**Prompt**
Copy each line below exactly and leave the pictures out.

**Source material**
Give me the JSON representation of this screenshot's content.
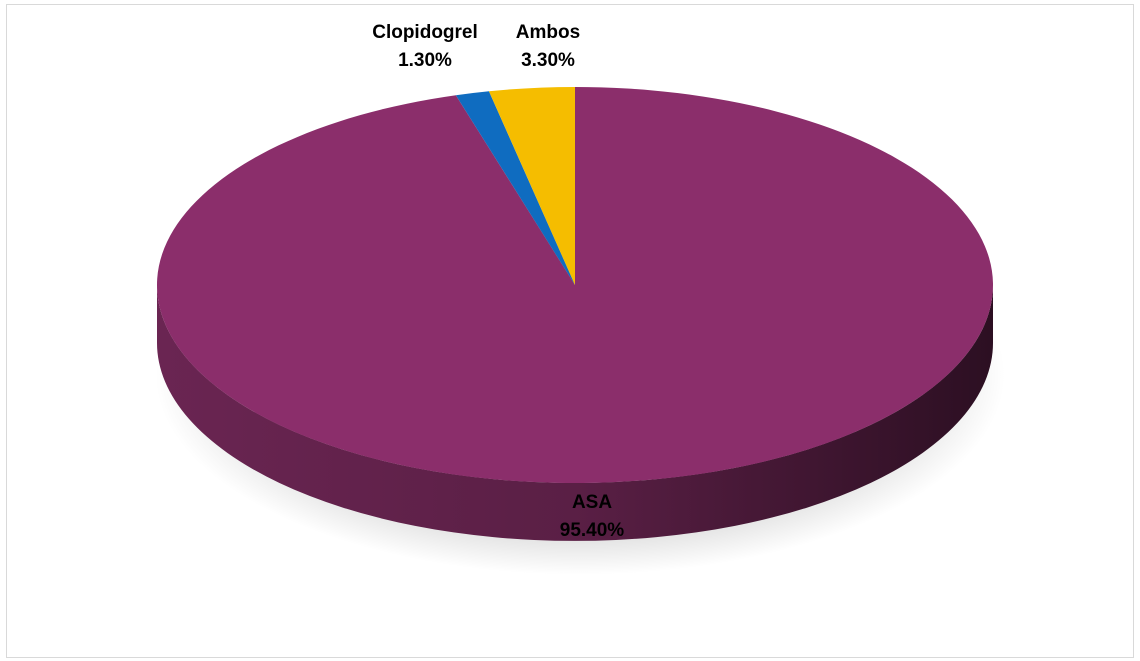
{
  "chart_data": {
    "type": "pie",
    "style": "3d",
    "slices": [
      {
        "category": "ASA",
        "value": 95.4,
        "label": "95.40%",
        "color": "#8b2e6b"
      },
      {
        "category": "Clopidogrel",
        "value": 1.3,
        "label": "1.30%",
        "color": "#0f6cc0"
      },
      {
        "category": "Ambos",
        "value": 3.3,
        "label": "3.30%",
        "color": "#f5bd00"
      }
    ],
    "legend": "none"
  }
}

**Response to this task**
Give me the JSON representation of this screenshot's content.
{
  "chart_data": {
    "type": "pie",
    "style": "3d",
    "slices": [
      {
        "category": "ASA",
        "value": 95.4,
        "label": "95.40%",
        "color": "#8b2e6b"
      },
      {
        "category": "Clopidogrel",
        "value": 1.3,
        "label": "1.30%",
        "color": "#0f6cc0"
      },
      {
        "category": "Ambos",
        "value": 3.3,
        "label": "3.30%",
        "color": "#f5bd00"
      }
    ],
    "legend": "none"
  }
}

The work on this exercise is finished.